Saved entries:

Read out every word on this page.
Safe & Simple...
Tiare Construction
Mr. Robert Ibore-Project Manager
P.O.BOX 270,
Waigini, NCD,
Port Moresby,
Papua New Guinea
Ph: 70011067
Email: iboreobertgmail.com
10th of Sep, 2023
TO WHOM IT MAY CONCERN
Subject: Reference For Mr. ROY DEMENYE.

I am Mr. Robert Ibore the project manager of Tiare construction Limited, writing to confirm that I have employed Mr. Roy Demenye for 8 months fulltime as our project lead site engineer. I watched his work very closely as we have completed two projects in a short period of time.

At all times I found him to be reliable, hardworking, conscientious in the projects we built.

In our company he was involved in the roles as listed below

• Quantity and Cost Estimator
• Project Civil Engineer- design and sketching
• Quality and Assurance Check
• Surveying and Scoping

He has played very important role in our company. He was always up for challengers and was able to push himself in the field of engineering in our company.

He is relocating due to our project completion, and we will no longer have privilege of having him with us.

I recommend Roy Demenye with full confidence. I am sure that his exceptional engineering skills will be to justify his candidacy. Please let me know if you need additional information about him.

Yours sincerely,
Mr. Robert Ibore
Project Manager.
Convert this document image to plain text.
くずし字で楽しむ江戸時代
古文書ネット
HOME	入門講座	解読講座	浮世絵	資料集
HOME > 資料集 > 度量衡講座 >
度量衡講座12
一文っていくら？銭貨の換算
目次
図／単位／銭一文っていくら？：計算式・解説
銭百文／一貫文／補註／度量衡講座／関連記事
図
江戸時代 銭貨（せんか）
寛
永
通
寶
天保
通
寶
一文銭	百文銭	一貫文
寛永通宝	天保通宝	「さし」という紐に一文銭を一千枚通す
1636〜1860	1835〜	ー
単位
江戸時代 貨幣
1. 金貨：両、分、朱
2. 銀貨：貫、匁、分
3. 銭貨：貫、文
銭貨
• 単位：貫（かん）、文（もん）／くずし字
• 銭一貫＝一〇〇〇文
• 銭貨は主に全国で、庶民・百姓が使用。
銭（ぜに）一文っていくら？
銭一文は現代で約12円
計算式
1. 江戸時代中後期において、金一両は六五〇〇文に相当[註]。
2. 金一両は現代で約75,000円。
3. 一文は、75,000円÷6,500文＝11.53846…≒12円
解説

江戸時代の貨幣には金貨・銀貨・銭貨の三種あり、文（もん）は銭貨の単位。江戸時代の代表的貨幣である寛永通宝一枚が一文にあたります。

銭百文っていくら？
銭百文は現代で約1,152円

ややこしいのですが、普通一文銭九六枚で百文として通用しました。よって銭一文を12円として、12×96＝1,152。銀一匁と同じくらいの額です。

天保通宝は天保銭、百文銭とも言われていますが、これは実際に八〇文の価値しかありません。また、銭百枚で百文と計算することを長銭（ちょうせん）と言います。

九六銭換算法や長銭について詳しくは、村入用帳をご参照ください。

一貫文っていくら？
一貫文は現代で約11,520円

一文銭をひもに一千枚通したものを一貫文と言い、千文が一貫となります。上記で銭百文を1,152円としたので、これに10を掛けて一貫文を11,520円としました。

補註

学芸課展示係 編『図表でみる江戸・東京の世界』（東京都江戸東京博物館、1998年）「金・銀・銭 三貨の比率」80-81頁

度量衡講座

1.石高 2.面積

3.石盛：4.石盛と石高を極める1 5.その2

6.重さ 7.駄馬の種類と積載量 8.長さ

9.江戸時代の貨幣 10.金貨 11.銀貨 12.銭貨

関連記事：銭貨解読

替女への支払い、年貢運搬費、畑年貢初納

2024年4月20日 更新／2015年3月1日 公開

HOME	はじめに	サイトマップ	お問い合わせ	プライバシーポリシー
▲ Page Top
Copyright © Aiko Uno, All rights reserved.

- Task to complete -
Copy out each line in the preceding records that contains "projects".

- Final result -
I am Mr. Robert Ibore the project manager of Tiare construction Limited, writing to confirm that I have employed Mr. Roy Demenye for 8 months fulltime as our project lead site engineer. I watched his work very closely as we have completed two projects in a short period of time.
At all times I found him to be reliable, hardworking, conscientious in the projects we built.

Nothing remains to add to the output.